» TASK BRIEF:
Review the lines that follow and copy each one that contains the word "this".

» RECORD LIST:
►
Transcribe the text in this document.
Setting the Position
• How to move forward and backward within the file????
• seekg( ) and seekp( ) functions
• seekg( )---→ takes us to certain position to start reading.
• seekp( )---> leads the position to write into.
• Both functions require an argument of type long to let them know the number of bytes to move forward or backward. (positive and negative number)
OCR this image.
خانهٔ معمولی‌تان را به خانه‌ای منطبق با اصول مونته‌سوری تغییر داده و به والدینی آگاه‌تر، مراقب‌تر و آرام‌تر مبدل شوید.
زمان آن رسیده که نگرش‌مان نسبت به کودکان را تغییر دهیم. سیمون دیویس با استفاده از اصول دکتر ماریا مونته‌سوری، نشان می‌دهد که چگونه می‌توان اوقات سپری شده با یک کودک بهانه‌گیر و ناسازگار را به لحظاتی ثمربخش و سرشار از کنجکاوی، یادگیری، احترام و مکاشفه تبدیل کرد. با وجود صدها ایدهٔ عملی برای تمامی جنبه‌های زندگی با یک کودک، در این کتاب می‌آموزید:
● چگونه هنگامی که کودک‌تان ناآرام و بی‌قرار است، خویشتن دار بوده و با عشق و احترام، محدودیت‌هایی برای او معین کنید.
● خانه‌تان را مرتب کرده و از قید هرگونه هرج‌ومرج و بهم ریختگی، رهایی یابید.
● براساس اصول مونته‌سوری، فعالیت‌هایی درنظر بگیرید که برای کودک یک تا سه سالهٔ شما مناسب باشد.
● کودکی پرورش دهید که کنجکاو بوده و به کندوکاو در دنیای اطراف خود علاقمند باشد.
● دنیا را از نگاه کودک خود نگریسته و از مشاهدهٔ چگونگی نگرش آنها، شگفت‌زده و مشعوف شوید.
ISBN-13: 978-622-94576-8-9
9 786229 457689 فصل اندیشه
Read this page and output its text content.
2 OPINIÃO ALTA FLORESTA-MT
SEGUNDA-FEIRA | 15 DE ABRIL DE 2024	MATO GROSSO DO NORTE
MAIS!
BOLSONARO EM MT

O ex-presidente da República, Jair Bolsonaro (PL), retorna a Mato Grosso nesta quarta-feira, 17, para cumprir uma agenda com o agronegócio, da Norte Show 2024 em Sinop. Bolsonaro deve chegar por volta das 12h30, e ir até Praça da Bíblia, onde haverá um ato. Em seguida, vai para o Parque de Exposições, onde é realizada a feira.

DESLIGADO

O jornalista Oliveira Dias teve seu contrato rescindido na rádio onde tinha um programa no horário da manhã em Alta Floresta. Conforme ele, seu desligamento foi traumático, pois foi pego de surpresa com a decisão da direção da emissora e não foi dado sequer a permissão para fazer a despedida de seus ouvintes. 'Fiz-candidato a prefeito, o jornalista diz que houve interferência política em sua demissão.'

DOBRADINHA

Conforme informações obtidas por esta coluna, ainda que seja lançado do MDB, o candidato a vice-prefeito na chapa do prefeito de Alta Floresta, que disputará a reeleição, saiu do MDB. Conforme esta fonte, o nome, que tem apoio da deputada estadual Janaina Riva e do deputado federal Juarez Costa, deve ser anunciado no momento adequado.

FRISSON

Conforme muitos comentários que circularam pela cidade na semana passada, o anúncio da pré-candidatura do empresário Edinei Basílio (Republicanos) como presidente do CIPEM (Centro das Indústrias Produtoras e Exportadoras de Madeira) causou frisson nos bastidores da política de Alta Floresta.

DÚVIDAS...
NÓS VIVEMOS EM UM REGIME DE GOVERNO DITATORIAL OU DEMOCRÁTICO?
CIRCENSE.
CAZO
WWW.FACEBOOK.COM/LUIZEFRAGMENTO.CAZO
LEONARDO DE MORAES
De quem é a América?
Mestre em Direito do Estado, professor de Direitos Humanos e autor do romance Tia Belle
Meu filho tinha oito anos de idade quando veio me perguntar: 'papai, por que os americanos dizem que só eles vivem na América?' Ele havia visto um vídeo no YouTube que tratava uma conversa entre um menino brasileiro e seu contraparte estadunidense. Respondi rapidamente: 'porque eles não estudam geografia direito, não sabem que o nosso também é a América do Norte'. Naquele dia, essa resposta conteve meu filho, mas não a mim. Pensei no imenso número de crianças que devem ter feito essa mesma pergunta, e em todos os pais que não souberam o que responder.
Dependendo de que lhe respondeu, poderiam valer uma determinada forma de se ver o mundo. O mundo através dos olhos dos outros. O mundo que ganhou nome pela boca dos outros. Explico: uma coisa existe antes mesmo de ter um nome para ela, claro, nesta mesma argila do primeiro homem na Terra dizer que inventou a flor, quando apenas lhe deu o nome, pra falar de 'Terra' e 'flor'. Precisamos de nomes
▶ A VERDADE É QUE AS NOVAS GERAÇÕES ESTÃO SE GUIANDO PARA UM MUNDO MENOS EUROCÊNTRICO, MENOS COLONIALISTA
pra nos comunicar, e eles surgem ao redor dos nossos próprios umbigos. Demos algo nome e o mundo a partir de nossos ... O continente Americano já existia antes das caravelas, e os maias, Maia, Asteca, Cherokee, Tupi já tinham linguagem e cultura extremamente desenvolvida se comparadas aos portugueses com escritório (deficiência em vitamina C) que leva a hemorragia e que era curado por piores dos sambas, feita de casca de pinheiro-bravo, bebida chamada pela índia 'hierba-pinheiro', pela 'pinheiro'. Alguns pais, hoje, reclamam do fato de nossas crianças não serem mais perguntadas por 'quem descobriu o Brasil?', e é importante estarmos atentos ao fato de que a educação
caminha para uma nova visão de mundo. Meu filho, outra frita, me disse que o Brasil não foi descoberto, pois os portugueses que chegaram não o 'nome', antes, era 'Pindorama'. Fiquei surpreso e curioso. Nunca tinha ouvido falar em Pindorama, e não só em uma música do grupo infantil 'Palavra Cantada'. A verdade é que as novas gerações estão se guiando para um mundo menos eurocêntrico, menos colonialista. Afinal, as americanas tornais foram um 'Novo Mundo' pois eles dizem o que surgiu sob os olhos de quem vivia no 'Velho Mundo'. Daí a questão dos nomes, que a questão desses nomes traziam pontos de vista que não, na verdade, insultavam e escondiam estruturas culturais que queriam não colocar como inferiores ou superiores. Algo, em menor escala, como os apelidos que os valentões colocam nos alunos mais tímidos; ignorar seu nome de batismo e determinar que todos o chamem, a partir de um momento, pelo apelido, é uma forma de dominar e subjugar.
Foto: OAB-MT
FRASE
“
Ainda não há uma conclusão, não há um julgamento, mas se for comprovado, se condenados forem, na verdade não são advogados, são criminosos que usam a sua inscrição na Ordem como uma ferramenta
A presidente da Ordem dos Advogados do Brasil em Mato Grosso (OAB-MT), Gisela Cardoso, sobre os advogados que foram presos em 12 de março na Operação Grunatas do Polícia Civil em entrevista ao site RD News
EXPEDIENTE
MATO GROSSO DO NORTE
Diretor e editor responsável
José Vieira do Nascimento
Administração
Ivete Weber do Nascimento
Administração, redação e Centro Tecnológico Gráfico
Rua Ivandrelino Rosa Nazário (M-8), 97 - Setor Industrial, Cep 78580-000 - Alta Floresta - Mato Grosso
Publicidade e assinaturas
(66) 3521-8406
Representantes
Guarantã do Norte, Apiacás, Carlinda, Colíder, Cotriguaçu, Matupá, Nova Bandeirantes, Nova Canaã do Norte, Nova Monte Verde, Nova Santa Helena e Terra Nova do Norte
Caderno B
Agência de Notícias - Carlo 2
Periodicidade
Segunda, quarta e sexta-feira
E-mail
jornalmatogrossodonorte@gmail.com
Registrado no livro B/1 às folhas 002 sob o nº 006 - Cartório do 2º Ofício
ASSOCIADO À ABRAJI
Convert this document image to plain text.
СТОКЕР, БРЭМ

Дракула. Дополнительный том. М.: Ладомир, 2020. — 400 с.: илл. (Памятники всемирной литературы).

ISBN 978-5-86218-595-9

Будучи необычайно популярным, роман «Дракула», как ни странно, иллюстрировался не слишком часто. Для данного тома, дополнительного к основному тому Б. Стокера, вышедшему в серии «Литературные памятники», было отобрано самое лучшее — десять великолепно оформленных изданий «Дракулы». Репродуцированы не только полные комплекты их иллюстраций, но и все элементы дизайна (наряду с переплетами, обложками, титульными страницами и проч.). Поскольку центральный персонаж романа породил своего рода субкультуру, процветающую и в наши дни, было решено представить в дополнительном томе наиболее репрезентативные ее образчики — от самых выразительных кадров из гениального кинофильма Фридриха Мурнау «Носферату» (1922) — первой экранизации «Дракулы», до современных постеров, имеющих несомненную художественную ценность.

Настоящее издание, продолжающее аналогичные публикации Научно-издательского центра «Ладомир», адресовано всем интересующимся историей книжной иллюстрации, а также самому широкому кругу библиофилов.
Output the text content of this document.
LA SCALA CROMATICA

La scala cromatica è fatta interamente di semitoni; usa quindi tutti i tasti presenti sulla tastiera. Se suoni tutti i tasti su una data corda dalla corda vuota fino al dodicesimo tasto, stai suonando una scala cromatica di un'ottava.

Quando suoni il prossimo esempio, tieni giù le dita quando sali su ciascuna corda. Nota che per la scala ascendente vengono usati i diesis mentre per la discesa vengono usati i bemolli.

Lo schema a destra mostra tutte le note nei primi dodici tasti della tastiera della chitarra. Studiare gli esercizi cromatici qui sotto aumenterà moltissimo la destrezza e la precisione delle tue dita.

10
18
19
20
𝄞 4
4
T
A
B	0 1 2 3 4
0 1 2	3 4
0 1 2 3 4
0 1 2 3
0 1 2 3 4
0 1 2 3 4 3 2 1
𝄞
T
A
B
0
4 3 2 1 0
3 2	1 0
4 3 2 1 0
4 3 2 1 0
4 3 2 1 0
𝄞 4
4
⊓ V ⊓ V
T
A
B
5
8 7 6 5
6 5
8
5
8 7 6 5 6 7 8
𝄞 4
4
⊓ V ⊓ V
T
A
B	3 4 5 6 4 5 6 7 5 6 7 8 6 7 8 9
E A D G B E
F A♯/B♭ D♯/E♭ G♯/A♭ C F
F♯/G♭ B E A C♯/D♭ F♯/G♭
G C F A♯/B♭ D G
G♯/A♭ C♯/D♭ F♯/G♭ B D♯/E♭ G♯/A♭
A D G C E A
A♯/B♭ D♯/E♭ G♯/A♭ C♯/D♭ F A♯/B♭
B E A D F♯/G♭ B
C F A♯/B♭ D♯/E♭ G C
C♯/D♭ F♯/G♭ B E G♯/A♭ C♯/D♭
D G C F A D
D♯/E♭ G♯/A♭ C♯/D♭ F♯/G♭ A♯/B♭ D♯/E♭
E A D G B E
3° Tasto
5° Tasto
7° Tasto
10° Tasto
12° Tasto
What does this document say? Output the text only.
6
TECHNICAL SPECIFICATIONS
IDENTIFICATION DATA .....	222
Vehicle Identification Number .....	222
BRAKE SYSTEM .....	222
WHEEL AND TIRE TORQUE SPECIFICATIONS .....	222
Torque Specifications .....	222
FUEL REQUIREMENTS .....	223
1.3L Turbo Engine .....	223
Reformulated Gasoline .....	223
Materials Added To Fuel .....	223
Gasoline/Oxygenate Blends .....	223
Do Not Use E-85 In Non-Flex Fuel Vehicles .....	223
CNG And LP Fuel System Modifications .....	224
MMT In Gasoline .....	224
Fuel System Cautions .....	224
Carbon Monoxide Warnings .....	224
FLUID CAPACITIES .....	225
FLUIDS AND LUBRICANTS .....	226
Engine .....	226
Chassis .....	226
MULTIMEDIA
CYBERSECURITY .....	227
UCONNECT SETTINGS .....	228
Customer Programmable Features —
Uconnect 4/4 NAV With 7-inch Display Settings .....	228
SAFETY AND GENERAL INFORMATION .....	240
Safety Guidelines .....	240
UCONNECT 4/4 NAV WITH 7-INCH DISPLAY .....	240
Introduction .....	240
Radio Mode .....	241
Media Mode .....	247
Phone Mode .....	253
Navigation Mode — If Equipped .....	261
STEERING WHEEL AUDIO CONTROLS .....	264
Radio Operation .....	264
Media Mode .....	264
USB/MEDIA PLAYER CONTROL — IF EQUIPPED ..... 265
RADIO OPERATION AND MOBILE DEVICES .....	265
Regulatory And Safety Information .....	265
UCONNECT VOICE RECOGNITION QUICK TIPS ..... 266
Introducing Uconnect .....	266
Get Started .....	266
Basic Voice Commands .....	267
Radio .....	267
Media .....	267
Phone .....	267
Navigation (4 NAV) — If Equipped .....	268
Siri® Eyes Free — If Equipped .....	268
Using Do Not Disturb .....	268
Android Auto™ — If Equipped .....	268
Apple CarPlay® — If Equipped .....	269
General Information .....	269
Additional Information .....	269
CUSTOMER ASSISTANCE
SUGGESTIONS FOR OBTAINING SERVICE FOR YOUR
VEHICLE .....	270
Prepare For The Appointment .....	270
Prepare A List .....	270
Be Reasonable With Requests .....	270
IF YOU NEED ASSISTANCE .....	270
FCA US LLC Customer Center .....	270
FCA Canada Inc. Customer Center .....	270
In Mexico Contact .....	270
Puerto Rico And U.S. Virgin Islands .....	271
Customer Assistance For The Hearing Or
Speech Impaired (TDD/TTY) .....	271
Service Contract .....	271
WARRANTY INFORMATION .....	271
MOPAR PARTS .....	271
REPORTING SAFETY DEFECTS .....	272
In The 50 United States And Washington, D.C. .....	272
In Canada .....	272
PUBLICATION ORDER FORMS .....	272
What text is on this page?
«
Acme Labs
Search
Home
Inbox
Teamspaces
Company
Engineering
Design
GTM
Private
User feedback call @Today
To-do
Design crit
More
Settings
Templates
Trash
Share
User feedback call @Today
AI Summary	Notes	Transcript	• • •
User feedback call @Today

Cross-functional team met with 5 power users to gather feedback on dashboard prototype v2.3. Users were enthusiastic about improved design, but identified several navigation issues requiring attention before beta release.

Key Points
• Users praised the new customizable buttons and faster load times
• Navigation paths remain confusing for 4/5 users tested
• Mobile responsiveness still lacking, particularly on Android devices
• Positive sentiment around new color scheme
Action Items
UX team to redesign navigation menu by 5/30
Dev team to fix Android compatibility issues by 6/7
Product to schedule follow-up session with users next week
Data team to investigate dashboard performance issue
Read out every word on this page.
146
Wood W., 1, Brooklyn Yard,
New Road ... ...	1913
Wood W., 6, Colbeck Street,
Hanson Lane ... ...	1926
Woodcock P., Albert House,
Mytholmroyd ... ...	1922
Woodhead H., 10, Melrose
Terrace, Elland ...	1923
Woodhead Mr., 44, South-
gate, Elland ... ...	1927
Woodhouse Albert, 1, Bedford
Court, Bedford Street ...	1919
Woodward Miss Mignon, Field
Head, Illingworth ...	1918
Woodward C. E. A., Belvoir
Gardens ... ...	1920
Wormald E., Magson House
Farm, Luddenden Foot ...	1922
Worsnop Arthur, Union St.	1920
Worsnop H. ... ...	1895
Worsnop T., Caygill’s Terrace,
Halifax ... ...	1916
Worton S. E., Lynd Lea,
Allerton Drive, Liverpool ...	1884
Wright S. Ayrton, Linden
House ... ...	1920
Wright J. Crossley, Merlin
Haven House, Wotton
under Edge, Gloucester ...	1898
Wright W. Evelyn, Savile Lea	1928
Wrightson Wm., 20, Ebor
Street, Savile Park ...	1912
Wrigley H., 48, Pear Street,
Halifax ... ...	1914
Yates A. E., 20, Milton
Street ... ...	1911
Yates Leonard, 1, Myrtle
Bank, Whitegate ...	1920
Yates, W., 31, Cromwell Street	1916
◄
» RESULT:
Transcribe the text in this document.
OCR this image.
Read this page and output its text content.
Convert this document image to plain text.
Output the text content of this document.
What does this document say? Output the text only.
What text is on this page?
Read out every word on this page.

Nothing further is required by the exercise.